## Instruction:
Repeat the entire listing exactly.

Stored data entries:
****
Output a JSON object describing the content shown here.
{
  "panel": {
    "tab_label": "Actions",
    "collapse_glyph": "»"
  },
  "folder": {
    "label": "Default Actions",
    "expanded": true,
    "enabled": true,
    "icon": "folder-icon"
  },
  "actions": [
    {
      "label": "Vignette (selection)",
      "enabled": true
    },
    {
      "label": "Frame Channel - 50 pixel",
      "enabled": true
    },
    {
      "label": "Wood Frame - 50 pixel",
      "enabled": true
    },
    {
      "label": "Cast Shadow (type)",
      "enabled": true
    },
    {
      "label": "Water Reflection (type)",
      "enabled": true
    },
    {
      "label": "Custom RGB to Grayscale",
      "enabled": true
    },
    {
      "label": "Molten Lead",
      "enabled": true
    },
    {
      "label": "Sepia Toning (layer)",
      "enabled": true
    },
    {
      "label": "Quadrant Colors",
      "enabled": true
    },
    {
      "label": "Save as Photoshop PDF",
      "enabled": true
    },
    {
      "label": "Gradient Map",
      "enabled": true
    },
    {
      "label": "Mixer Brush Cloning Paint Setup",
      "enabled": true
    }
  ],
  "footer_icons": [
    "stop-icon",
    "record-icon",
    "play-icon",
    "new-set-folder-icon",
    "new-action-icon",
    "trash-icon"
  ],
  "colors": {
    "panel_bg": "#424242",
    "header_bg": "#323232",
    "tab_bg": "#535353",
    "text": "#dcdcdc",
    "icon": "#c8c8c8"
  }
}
****
## Solved problem:
Output a JSON object describing the content shown here.
{
  "panel": {
    "tab_label": "Actions",
    "collapse_glyph": "»"
  },
  "folder": {
    "label": "Default Actions",
    "expanded": true,
    "enabled": true,
    "icon": "folder-icon"
  },
  "actions": [
    {
      "label": "Vignette (selection)",
      "enabled": true
    },
    {
      "label": "Frame Channel - 50 pixel",
      "enabled": true
    },
    {
      "label": "Wood Frame - 50 pixel",
      "enabled": true
    },
    {
      "label": "Cast Shadow (type)",
      "enabled": true
    },
    {
      "label": "Water Reflection (type)",
      "enabled": true
    },
    {
      "label": "Custom RGB to Grayscale",
      "enabled": true
    },
    {
      "label": "Molten Lead",
      "enabled": true
    },
    {
      "label": "Sepia Toning (layer)",
      "enabled": true
    },
    {
      "label": "Quadrant Colors",
      "enabled": true
    },
    {
      "label": "Save as Photoshop PDF",
      "enabled": true
    },
    {
      "label": "Gradient Map",
      "enabled": true
    },
    {
      "label": "Mixer Brush Cloning Paint Setup",
      "enabled": true
    }
  ],
  "footer_icons": [
    "stop-icon",
    "record-icon",
    "play-icon",
    "new-set-folder-icon",
    "new-action-icon",
    "trash-icon"
  ],
  "colors": {
    "panel_bg": "#424242",
    "header_bg": "#323232",
    "tab_bg": "#535353",
    "text": "#dcdcdc",
    "icon": "#c8c8c8"
  }
}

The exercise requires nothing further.